Data extracted from a collection:
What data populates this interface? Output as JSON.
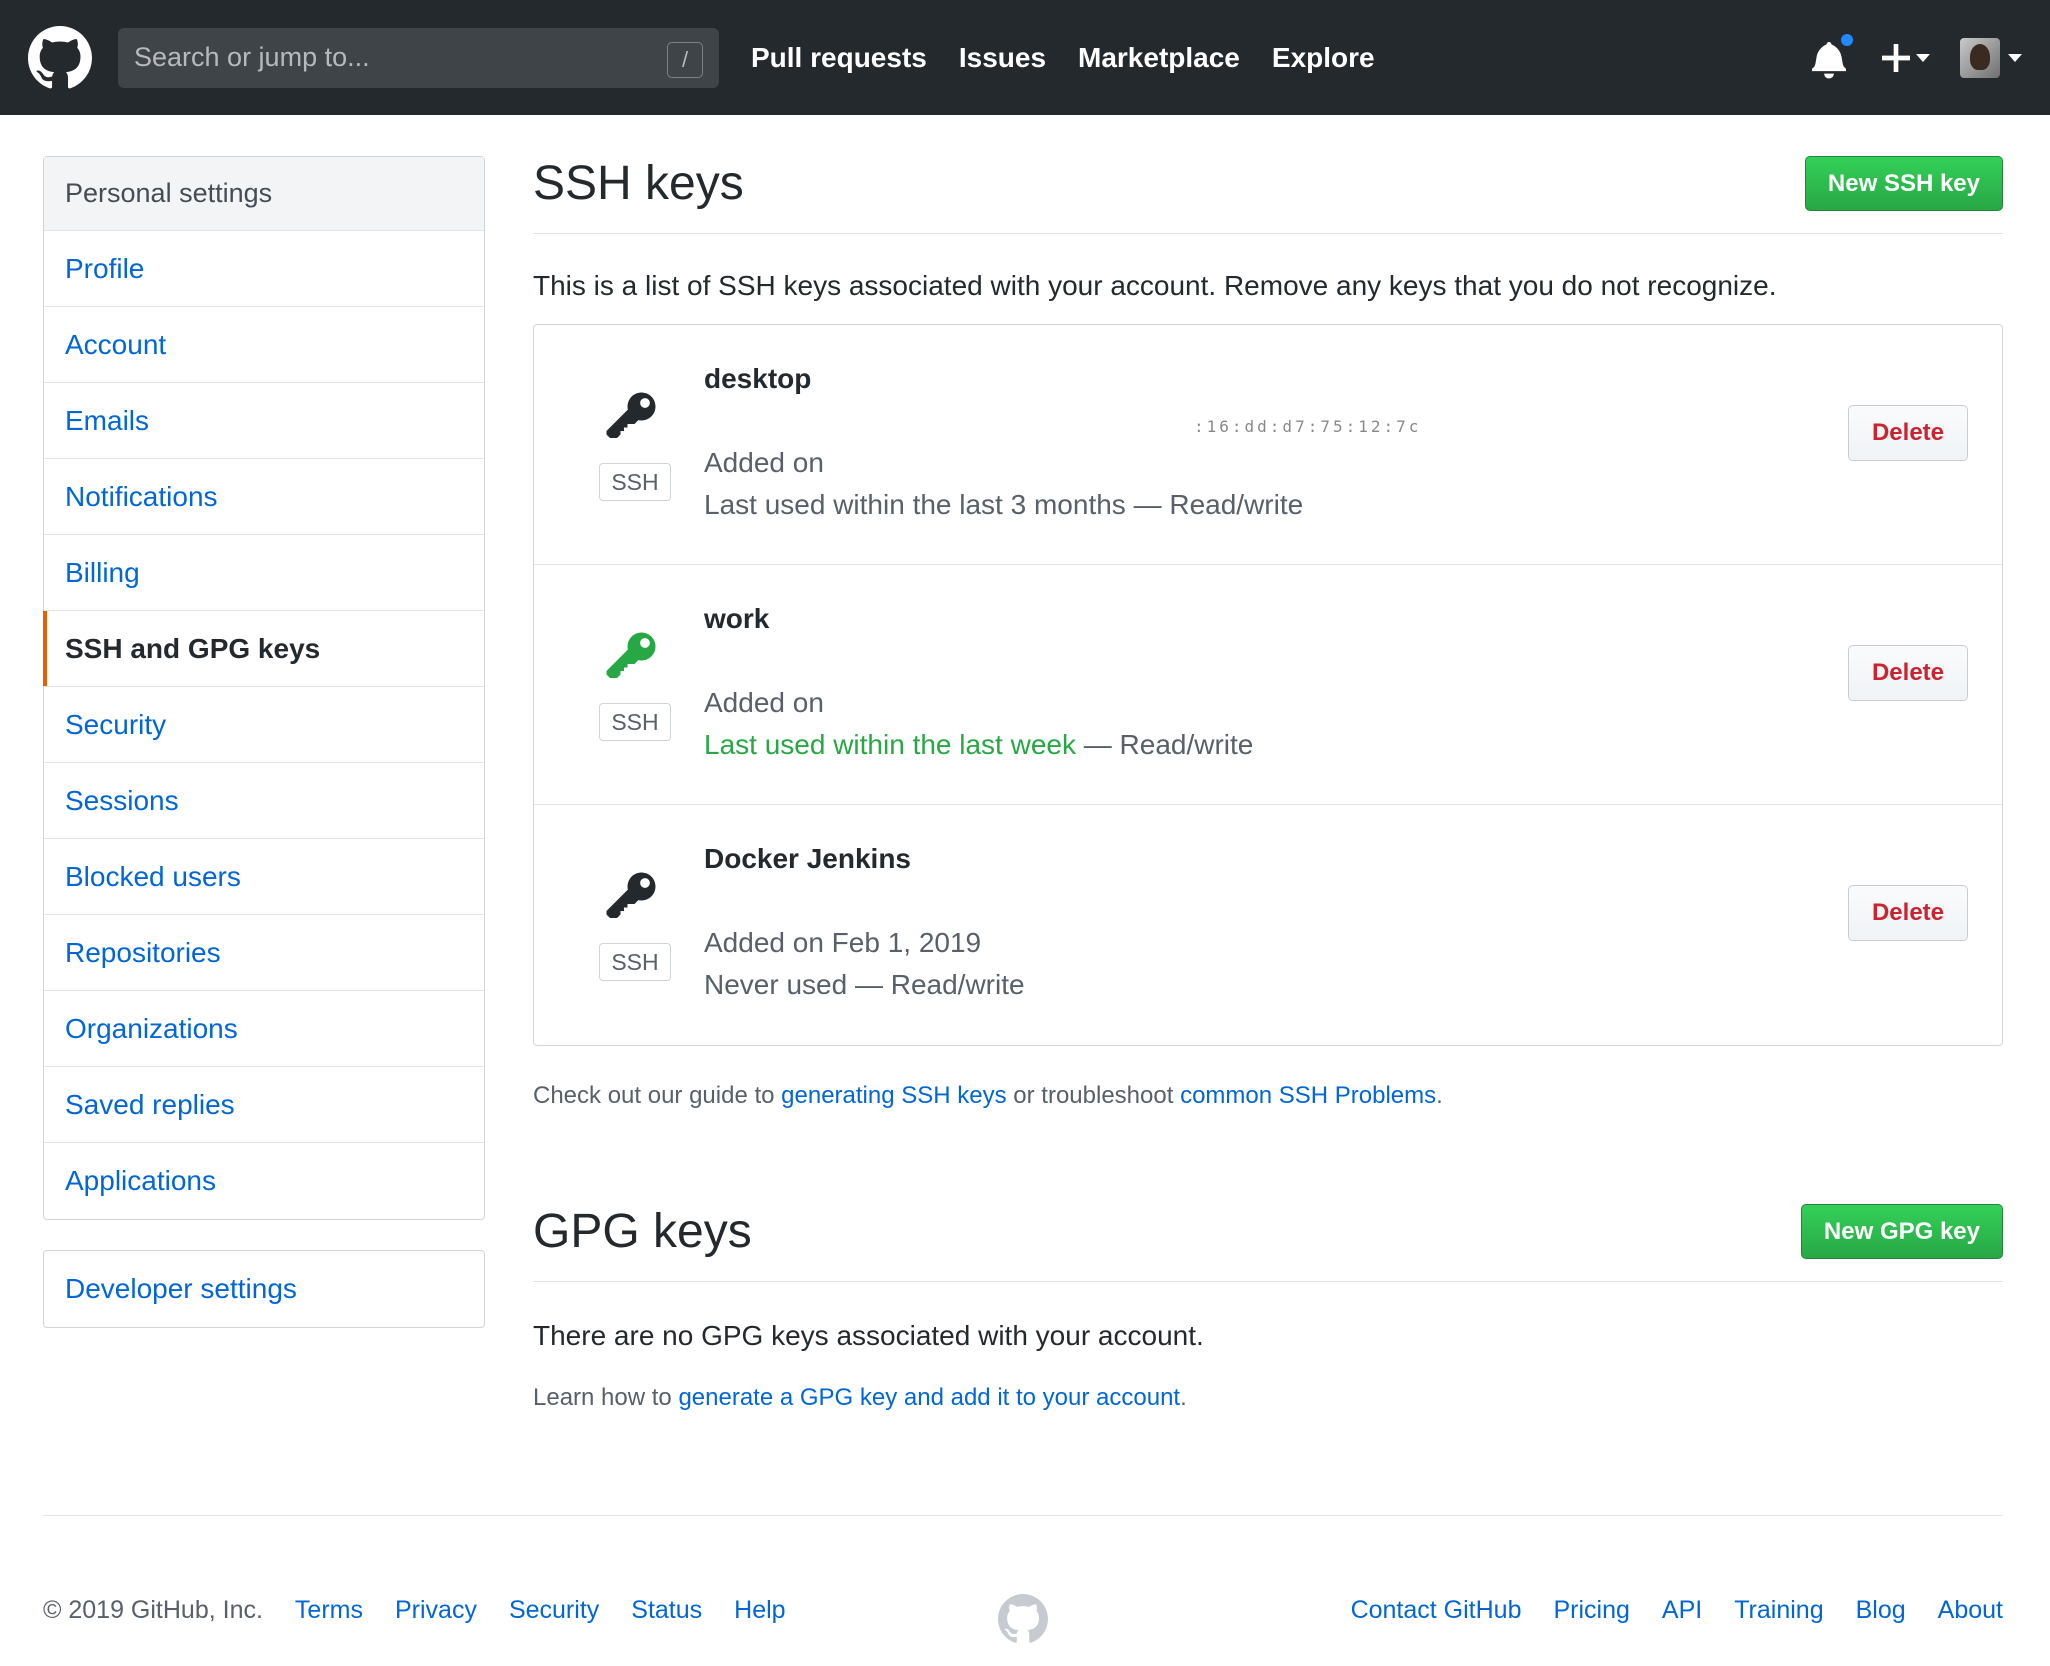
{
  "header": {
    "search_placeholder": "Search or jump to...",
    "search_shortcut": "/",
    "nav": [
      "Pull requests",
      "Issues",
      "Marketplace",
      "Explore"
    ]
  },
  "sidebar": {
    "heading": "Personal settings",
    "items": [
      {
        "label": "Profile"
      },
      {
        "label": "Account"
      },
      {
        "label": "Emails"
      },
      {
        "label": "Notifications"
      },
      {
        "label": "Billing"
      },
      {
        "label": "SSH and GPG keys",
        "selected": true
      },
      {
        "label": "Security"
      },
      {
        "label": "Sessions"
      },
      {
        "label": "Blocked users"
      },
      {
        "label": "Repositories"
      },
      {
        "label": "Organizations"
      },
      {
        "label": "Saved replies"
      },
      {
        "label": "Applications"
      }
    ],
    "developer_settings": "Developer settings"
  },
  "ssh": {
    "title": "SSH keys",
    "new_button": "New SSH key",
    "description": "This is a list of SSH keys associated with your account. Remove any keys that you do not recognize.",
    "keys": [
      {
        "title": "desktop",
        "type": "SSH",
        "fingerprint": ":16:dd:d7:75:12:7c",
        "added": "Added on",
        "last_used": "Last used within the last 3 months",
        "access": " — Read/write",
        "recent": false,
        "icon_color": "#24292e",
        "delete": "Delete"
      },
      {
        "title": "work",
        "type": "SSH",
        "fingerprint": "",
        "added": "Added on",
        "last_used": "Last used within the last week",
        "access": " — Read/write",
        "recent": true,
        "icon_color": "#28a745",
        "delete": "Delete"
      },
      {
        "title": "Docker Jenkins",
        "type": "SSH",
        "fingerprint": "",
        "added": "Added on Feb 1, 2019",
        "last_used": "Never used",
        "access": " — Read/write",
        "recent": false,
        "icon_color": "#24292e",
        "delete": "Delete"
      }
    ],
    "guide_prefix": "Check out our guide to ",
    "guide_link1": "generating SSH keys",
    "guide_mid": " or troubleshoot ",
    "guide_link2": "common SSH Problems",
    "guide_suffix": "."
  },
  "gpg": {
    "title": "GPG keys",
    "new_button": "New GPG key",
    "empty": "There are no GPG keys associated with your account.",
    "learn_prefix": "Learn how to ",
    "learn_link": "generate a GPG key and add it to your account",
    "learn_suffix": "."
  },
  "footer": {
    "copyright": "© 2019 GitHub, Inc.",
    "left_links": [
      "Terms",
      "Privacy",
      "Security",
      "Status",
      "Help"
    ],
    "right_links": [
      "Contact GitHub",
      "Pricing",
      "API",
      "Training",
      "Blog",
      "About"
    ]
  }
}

...

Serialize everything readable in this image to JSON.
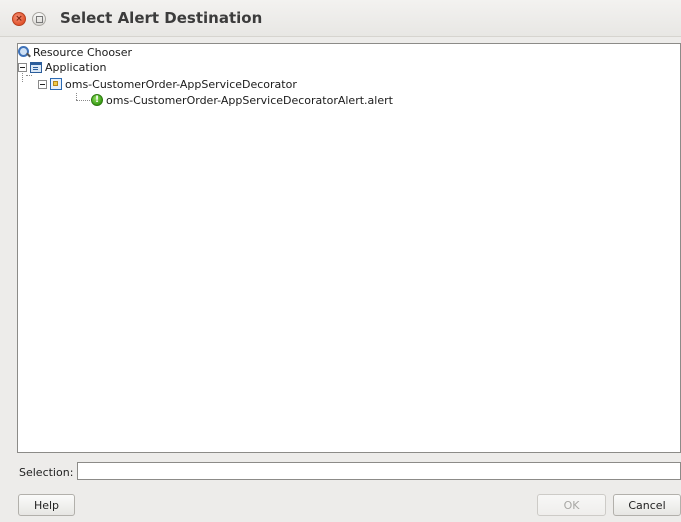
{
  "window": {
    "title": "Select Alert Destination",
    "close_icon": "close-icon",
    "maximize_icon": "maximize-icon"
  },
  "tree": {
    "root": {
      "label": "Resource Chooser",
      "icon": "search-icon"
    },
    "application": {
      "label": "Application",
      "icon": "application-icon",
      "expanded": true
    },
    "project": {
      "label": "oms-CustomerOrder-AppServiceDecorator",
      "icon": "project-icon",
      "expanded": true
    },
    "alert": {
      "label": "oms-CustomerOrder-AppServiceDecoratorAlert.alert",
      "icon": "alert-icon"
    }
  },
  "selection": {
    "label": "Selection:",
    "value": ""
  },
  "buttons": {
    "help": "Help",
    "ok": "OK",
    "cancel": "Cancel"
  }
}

**Your instructions:**
Show, from the listing above, each line that contains the word "true".

**Result of the exercise:**
        "selected": true
        "recent": true,
      "expanded": true
      "expanded": true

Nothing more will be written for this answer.